• _Task prompt_: Copy each line below that contains "muestreo".

• _Record excerpts_:
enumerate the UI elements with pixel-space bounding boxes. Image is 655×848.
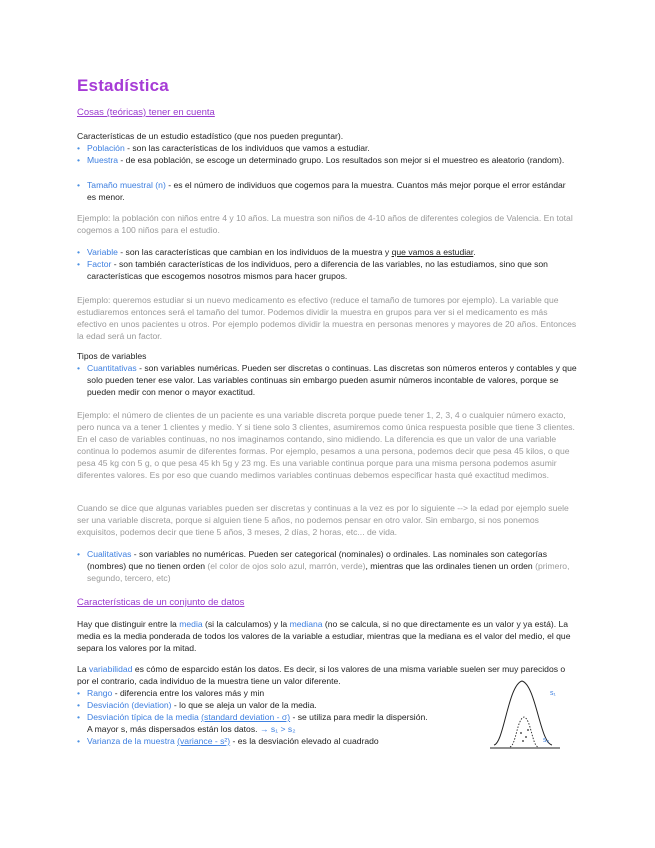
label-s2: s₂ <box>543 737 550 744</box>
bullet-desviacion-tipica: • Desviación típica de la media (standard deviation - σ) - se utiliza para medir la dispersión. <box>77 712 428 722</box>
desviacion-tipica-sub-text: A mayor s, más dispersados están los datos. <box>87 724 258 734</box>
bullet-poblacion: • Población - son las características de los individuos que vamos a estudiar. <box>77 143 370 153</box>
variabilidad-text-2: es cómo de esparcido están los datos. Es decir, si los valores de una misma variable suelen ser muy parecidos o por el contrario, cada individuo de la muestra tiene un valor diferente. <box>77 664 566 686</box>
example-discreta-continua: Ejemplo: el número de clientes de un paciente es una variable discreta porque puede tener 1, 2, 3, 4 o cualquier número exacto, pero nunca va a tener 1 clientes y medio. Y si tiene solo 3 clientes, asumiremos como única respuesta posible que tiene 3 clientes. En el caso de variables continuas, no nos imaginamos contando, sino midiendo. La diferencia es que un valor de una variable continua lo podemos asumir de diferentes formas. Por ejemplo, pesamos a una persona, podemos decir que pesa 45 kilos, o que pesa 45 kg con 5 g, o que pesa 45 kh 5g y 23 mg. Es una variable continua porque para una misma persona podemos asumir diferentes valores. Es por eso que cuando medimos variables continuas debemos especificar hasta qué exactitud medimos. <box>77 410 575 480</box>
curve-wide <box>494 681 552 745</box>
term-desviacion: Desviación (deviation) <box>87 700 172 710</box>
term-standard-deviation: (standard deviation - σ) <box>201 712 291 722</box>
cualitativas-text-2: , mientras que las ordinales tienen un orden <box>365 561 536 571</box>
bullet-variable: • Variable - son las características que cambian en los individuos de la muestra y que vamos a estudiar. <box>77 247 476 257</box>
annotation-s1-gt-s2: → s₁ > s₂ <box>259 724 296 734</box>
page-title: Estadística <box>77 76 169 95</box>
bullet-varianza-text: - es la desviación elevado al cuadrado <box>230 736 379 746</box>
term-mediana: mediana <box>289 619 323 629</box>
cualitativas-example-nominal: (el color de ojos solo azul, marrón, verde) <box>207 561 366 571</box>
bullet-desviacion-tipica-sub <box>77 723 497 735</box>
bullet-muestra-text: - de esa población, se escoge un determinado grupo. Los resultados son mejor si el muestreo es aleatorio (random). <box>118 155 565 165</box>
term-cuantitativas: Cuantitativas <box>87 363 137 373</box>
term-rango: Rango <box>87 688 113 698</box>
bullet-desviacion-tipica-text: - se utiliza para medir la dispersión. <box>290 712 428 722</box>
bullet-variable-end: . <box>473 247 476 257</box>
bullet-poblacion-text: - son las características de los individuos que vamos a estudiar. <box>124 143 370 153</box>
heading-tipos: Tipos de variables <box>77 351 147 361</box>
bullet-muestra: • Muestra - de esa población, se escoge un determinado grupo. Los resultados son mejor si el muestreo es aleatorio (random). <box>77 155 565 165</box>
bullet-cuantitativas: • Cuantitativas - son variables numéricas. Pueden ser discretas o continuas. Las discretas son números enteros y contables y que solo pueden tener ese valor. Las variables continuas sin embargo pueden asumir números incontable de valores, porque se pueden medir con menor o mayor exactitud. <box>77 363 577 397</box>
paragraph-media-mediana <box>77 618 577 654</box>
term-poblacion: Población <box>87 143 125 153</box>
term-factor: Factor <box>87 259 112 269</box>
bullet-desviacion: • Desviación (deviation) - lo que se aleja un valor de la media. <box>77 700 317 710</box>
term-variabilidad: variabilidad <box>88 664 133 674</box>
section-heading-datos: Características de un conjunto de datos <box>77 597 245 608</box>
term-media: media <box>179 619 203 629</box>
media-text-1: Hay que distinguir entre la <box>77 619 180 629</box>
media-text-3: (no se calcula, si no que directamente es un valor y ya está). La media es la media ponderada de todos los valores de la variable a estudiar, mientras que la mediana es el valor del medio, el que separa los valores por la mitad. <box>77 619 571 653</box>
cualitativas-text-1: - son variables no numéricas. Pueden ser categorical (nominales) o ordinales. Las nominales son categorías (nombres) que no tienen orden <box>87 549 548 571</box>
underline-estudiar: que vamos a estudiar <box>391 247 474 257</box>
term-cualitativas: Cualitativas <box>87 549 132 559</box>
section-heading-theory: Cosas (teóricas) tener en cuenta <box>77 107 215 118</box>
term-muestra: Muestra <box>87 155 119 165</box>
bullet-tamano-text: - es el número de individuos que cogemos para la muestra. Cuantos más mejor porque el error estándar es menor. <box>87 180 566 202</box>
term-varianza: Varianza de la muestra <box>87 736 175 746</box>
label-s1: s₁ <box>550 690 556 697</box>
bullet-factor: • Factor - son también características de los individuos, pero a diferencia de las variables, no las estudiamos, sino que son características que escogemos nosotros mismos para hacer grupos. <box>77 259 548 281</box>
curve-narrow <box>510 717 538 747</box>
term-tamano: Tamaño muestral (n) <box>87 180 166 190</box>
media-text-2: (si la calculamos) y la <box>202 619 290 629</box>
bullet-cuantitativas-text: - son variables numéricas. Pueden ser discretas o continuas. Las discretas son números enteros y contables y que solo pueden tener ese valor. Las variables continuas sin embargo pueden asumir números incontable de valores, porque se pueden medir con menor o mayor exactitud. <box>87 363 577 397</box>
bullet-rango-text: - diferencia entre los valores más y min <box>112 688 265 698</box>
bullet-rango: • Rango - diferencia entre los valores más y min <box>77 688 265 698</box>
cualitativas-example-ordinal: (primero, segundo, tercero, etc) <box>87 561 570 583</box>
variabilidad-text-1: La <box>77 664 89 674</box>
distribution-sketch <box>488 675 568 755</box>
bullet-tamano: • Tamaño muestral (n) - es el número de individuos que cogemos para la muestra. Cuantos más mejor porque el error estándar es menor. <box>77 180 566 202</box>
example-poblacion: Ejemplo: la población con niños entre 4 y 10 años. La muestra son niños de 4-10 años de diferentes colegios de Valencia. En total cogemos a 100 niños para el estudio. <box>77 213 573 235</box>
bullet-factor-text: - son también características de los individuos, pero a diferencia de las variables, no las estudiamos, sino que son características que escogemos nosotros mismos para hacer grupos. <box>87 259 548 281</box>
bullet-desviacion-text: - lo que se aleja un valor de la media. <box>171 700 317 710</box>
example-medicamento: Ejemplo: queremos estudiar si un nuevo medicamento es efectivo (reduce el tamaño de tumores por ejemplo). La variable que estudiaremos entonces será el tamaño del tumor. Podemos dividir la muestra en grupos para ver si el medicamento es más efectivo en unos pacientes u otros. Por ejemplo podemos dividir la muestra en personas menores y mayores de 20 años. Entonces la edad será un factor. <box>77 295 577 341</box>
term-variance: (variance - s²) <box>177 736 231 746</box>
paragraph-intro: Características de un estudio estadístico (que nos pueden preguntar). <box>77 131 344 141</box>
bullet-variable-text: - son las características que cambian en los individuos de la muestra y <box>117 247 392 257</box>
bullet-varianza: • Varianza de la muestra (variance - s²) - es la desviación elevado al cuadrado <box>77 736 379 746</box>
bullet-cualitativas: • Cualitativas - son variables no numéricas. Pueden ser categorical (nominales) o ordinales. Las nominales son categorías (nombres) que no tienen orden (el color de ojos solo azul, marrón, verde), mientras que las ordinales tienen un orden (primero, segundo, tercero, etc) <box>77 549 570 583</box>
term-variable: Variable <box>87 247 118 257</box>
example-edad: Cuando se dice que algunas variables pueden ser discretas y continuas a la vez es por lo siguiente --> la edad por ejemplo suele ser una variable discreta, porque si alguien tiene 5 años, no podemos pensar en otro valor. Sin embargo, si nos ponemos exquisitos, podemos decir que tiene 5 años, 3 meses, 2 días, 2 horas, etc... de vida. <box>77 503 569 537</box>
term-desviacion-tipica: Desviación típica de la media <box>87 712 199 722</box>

• _Solution to the exercise_:
bullet-muestra-text: - de esa población, se escoge un determinado grupo. Los resultados son mejor si el muestreo es aleatorio (random). <box>118 155 565 165</box>
bullet-muestra: • Muestra - de esa población, se escoge un determinado grupo. Los resultados son mejor si el muestreo es aleatorio (random). <box>77 155 565 165</box>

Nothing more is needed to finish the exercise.